*** Supplied records ***

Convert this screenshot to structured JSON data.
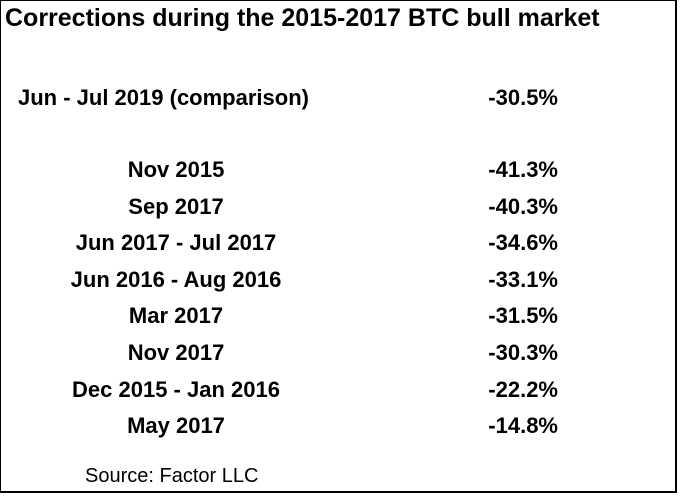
{
  "chart_data": {
    "type": "table",
    "title": "Corrections during the 2015-2017 BTC bull market",
    "comparison": {
      "period": "Jun - Jul 2019 (comparison)",
      "correction": "-30.5%",
      "value": -30.5
    },
    "rows": [
      {
        "period": "Nov 2015",
        "correction": "-41.3%",
        "value": -41.3
      },
      {
        "period": "Sep 2017",
        "correction": "-40.3%",
        "value": -40.3
      },
      {
        "period": "Jun 2017 - Jul 2017",
        "correction": "-34.6%",
        "value": -34.6
      },
      {
        "period": "Jun 2016 - Aug 2016",
        "correction": "-33.1%",
        "value": -33.1
      },
      {
        "period": "Mar 2017",
        "correction": "-31.5%",
        "value": -31.5
      },
      {
        "period": "Nov 2017",
        "correction": "-30.3%",
        "value": -30.3
      },
      {
        "period": "Dec 2015 - Jan 2016",
        "correction": "-22.2%",
        "value": -22.2
      },
      {
        "period": "May 2017",
        "correction": "-14.8%",
        "value": -14.8
      }
    ],
    "source": "Source: Factor LLC"
  }
}
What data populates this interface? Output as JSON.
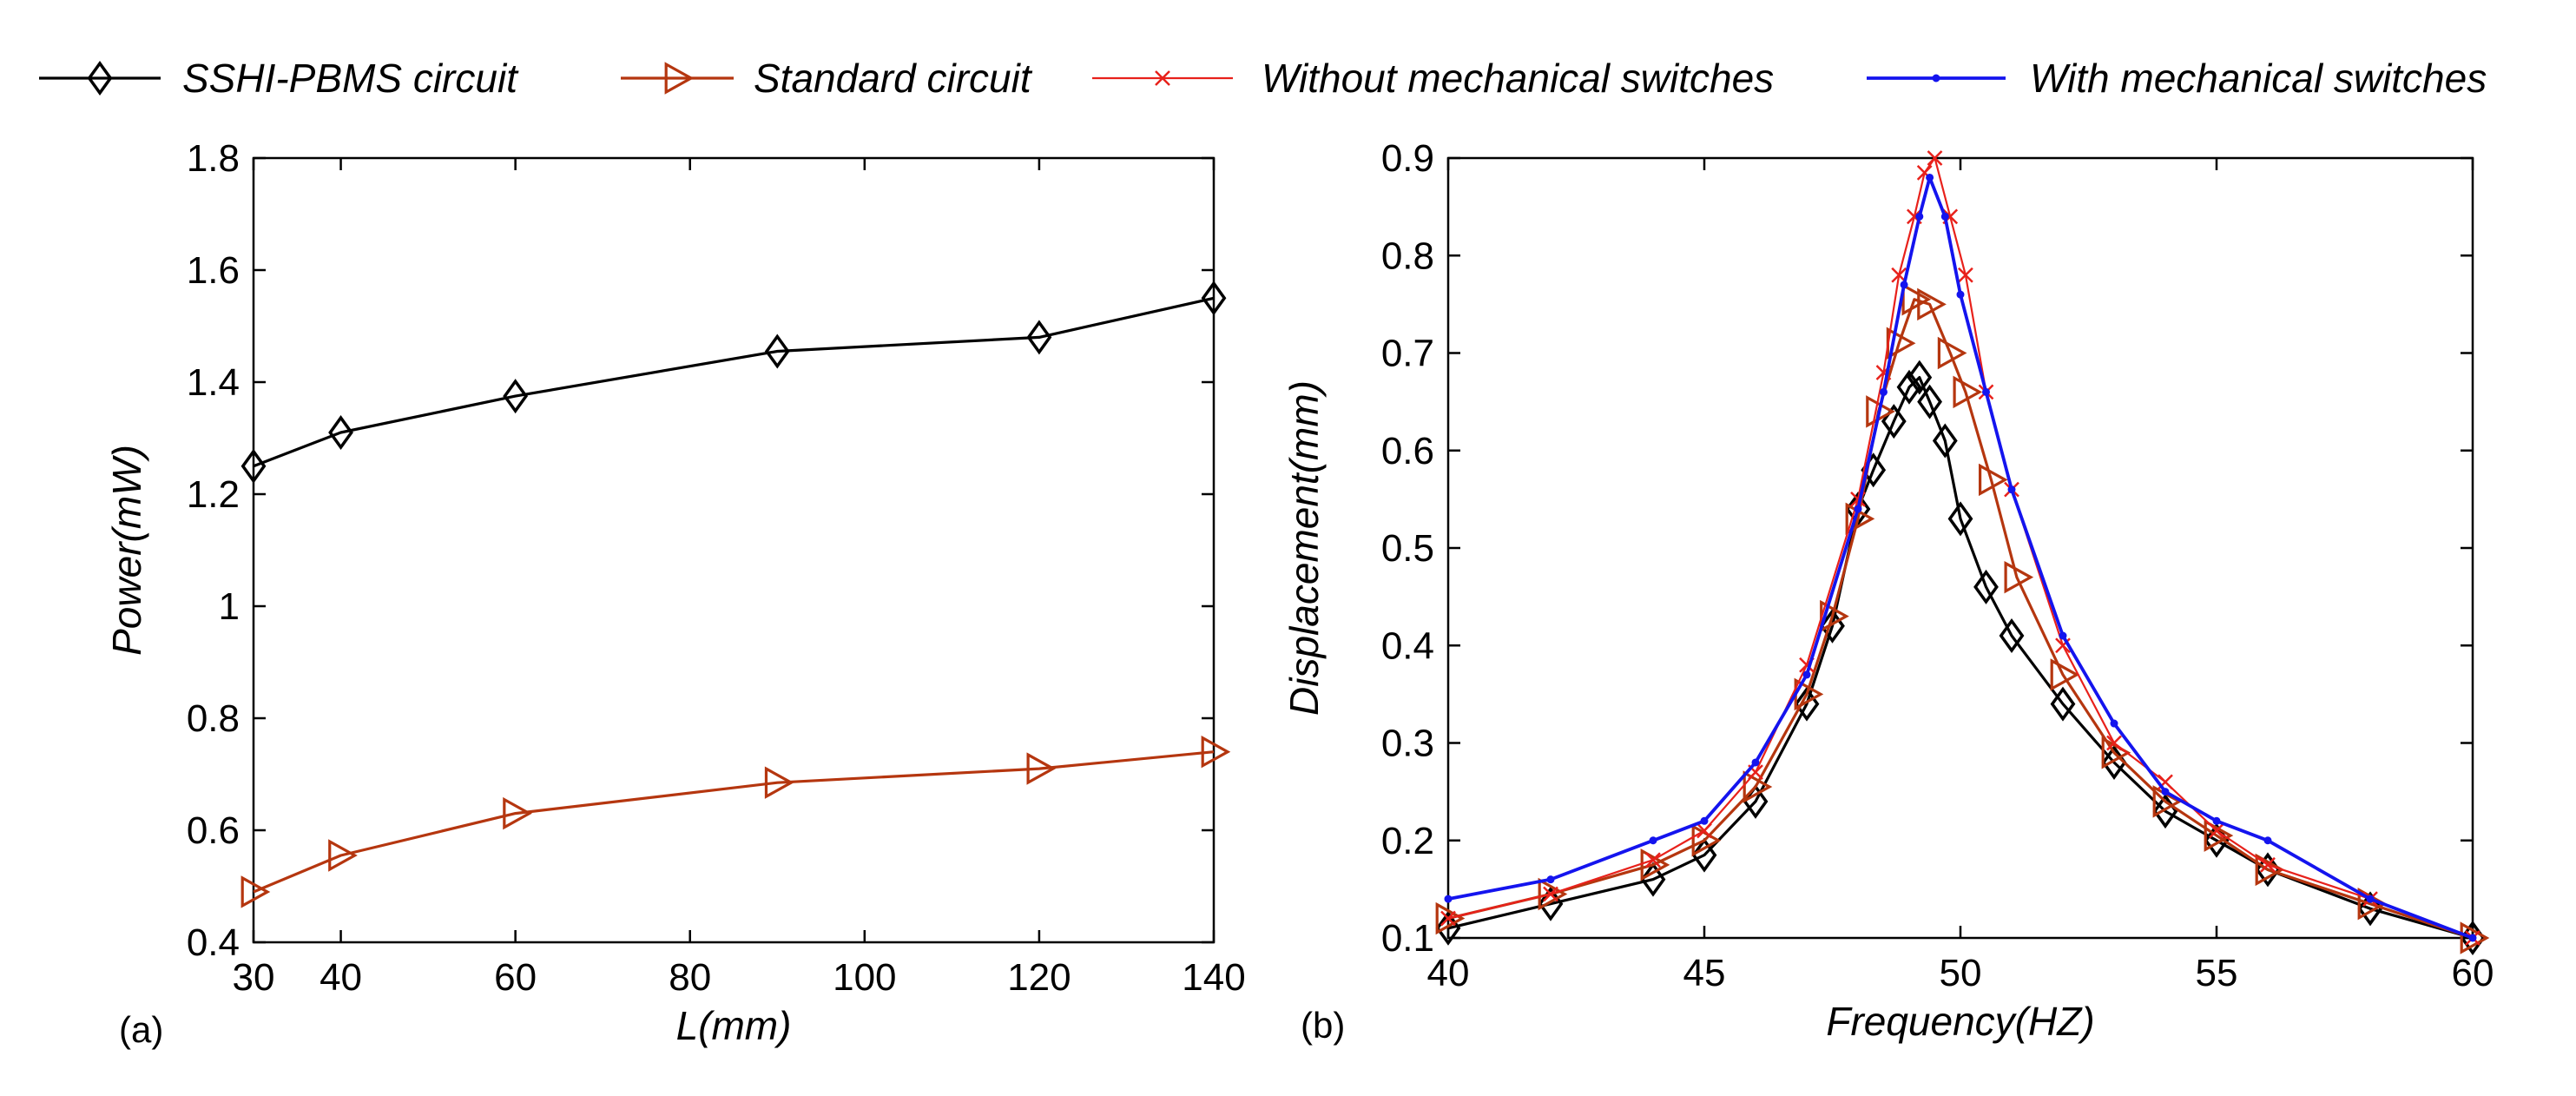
{
  "colors": {
    "ssh": "#000000",
    "standard": "#b5360f",
    "without": "#e8211b",
    "with": "#1414ee"
  },
  "legend": {
    "items": [
      {
        "label": "SSHI-PBMS circuit",
        "series": "ssh",
        "marker": "diamond"
      },
      {
        "label": "Standard circuit",
        "series": "standard",
        "marker": "triangle-right"
      },
      {
        "label": "Without mechanical switches",
        "series": "without",
        "marker": "x"
      },
      {
        "label": "With mechanical switches",
        "series": "with",
        "marker": "dot"
      }
    ]
  },
  "chart_data": [
    {
      "type": "line",
      "panel_label": "(a)",
      "xlabel": "L(mm)",
      "ylabel": "Power(mW)",
      "xlim": [
        30,
        140
      ],
      "ylim": [
        0.4,
        1.8
      ],
      "xticks": [
        30,
        40,
        60,
        80,
        100,
        120,
        140
      ],
      "yticks": [
        0.4,
        0.6,
        0.8,
        1,
        1.2,
        1.4,
        1.6,
        1.8
      ],
      "series": [
        {
          "name": "SSHI-PBMS circuit",
          "key": "ssh",
          "marker": "diamond",
          "x": [
            30,
            40,
            60,
            90,
            120,
            140
          ],
          "y": [
            1.25,
            1.31,
            1.375,
            1.455,
            1.48,
            1.55
          ]
        },
        {
          "name": "Standard circuit",
          "key": "standard",
          "marker": "triangle-right",
          "x": [
            30,
            40,
            60,
            90,
            120,
            140
          ],
          "y": [
            0.49,
            0.555,
            0.63,
            0.685,
            0.71,
            0.74
          ]
        }
      ]
    },
    {
      "type": "line",
      "panel_label": "(b)",
      "xlabel": "Frequency(HZ)",
      "ylabel": "Displacement(mm)",
      "xlim": [
        40,
        60
      ],
      "ylim": [
        0.1,
        0.9
      ],
      "xticks": [
        40,
        45,
        50,
        55,
        60
      ],
      "yticks": [
        0.1,
        0.2,
        0.3,
        0.4,
        0.5,
        0.6,
        0.7,
        0.8,
        0.9
      ],
      "series": [
        {
          "name": "SSHI-PBMS circuit",
          "key": "ssh",
          "marker": "diamond",
          "x": [
            40,
            42,
            44,
            45,
            46,
            47,
            47.5,
            48,
            48.3,
            48.7,
            49,
            49.2,
            49.4,
            49.7,
            50,
            50.5,
            51,
            52,
            53,
            54,
            55,
            56,
            58,
            60
          ],
          "y": [
            0.11,
            0.135,
            0.16,
            0.185,
            0.24,
            0.34,
            0.42,
            0.54,
            0.58,
            0.63,
            0.665,
            0.675,
            0.65,
            0.61,
            0.53,
            0.46,
            0.41,
            0.34,
            0.28,
            0.23,
            0.2,
            0.17,
            0.13,
            0.1
          ]
        },
        {
          "name": "Standard circuit",
          "key": "standard",
          "marker": "triangle-right",
          "x": [
            40,
            42,
            44,
            45,
            46,
            47,
            47.5,
            48,
            48.4,
            48.8,
            49.1,
            49.4,
            49.8,
            50.1,
            50.6,
            51.1,
            52,
            53,
            54,
            55,
            56,
            58,
            60
          ],
          "y": [
            0.12,
            0.145,
            0.175,
            0.2,
            0.255,
            0.35,
            0.43,
            0.53,
            0.64,
            0.71,
            0.755,
            0.75,
            0.7,
            0.66,
            0.57,
            0.47,
            0.37,
            0.29,
            0.24,
            0.205,
            0.17,
            0.135,
            0.1
          ]
        },
        {
          "name": "Without mechanical switches",
          "key": "without",
          "marker": "x",
          "x": [
            40,
            42,
            44,
            45,
            46,
            47,
            48,
            48.5,
            48.8,
            49.1,
            49.3,
            49.5,
            49.8,
            50.1,
            50.5,
            51,
            52,
            53,
            54,
            55,
            56,
            58,
            60
          ],
          "y": [
            0.12,
            0.145,
            0.18,
            0.21,
            0.27,
            0.38,
            0.55,
            0.68,
            0.78,
            0.84,
            0.885,
            0.9,
            0.84,
            0.78,
            0.66,
            0.56,
            0.4,
            0.3,
            0.26,
            0.21,
            0.175,
            0.14,
            0.1
          ]
        },
        {
          "name": "With mechanical switches",
          "key": "with",
          "marker": "dot",
          "x": [
            40,
            42,
            44,
            45,
            46,
            47,
            48,
            48.5,
            48.9,
            49.2,
            49.4,
            49.7,
            50,
            50.5,
            51,
            52,
            53,
            54,
            55,
            56,
            58,
            60
          ],
          "y": [
            0.14,
            0.16,
            0.2,
            0.22,
            0.28,
            0.37,
            0.54,
            0.66,
            0.77,
            0.84,
            0.88,
            0.84,
            0.76,
            0.66,
            0.56,
            0.41,
            0.32,
            0.25,
            0.22,
            0.2,
            0.14,
            0.1
          ]
        }
      ]
    }
  ]
}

***

**Direction:**
Take each line containing the string "mechanical" and copy it out.

**Result below:**
        "label": "Without mechanical switches",
        "label": "With mechanical switches",
          "name": "Without mechanical switches",
          "name": "With mechanical switches",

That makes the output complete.